> [Extracted information]:
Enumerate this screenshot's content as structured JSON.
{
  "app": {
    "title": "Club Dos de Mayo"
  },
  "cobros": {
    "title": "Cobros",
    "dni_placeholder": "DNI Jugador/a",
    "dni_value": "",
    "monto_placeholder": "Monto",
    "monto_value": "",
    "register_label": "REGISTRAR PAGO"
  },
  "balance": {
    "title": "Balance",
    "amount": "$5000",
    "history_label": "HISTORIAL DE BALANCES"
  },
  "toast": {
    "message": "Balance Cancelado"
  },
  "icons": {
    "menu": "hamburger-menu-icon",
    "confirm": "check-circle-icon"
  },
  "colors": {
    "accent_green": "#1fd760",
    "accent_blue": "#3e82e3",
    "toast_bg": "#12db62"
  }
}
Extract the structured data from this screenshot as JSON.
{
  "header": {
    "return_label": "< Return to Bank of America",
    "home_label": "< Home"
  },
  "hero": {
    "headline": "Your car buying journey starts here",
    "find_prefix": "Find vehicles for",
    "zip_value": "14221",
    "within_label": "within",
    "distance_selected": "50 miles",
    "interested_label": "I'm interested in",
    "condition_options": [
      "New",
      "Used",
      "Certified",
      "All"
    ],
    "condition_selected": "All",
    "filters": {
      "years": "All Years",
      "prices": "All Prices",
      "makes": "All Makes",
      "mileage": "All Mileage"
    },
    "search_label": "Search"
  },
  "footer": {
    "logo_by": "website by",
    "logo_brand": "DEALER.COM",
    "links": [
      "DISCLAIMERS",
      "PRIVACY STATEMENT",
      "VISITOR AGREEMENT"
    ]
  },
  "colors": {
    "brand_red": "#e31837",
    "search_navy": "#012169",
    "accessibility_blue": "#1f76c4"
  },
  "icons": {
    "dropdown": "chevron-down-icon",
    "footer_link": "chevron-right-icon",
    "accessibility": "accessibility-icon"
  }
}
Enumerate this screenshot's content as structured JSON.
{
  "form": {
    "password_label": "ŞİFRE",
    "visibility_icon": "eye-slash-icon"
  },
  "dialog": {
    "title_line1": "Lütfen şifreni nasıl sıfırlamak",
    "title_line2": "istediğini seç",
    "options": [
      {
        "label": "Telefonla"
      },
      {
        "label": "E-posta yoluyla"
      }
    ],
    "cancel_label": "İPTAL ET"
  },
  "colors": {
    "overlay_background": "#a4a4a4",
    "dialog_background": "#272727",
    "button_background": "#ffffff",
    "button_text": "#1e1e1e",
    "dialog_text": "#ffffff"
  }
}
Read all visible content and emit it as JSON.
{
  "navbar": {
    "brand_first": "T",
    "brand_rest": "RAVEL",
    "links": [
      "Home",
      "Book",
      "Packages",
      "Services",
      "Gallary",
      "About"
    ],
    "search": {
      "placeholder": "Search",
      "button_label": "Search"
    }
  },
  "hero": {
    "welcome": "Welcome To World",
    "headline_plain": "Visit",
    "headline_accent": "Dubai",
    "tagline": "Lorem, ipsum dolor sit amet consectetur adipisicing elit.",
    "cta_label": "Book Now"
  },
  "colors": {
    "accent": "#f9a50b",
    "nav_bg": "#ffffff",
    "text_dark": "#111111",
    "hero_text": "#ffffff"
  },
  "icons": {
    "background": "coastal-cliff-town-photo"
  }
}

> [Problem to solve]: Please repeat the material above, word for word and in full.

> [Right answer]:
Enumerate this screenshot's content as structured JSON.
{
  "app": {
    "title": "Club Dos de Mayo"
  },
  "cobros": {
    "title": "Cobros",
    "dni_placeholder": "DNI Jugador/a",
    "dni_value": "",
    "monto_placeholder": "Monto",
    "monto_value": "",
    "register_label": "REGISTRAR PAGO"
  },
  "balance": {
    "title": "Balance",
    "amount": "$5000",
    "history_label": "HISTORIAL DE BALANCES"
  },
  "toast": {
    "message": "Balance Cancelado"
  },
  "icons": {
    "menu": "hamburger-menu-icon",
    "confirm": "check-circle-icon"
  },
  "colors": {
    "accent_green": "#1fd760",
    "accent_blue": "#3e82e3",
    "toast_bg": "#12db62"
  }
}
Extract the structured data from this screenshot as JSON.
{
  "header": {
    "return_label": "< Return to Bank of America",
    "home_label": "< Home"
  },
  "hero": {
    "headline": "Your car buying journey starts here",
    "find_prefix": "Find vehicles for",
    "zip_value": "14221",
    "within_label": "within",
    "distance_selected": "50 miles",
    "interested_label": "I'm interested in",
    "condition_options": [
      "New",
      "Used",
      "Certified",
      "All"
    ],
    "condition_selected": "All",
    "filters": {
      "years": "All Years",
      "prices": "All Prices",
      "makes": "All Makes",
      "mileage": "All Mileage"
    },
    "search_label": "Search"
  },
  "footer": {
    "logo_by": "website by",
    "logo_brand": "DEALER.COM",
    "links": [
      "DISCLAIMERS",
      "PRIVACY STATEMENT",
      "VISITOR AGREEMENT"
    ]
  },
  "colors": {
    "brand_red": "#e31837",
    "search_navy": "#012169",
    "accessibility_blue": "#1f76c4"
  },
  "icons": {
    "dropdown": "chevron-down-icon",
    "footer_link": "chevron-right-icon",
    "accessibility": "accessibility-icon"
  }
}
Enumerate this screenshot's content as structured JSON.
{
  "form": {
    "password_label": "ŞİFRE",
    "visibility_icon": "eye-slash-icon"
  },
  "dialog": {
    "title_line1": "Lütfen şifreni nasıl sıfırlamak",
    "title_line2": "istediğini seç",
    "options": [
      {
        "label": "Telefonla"
      },
      {
        "label": "E-posta yoluyla"
      }
    ],
    "cancel_label": "İPTAL ET"
  },
  "colors": {
    "overlay_background": "#a4a4a4",
    "dialog_background": "#272727",
    "button_background": "#ffffff",
    "button_text": "#1e1e1e",
    "dialog_text": "#ffffff"
  }
}
Read all visible content and emit it as JSON.
{
  "navbar": {
    "brand_first": "T",
    "brand_rest": "RAVEL",
    "links": [
      "Home",
      "Book",
      "Packages",
      "Services",
      "Gallary",
      "About"
    ],
    "search": {
      "placeholder": "Search",
      "button_label": "Search"
    }
  },
  "hero": {
    "welcome": "Welcome To World",
    "headline_plain": "Visit",
    "headline_accent": "Dubai",
    "tagline": "Lorem, ipsum dolor sit amet consectetur adipisicing elit.",
    "cta_label": "Book Now"
  },
  "colors": {
    "accent": "#f9a50b",
    "nav_bg": "#ffffff",
    "text_dark": "#111111",
    "hero_text": "#ffffff"
  },
  "icons": {
    "background": "coastal-cliff-town-photo"
  }
}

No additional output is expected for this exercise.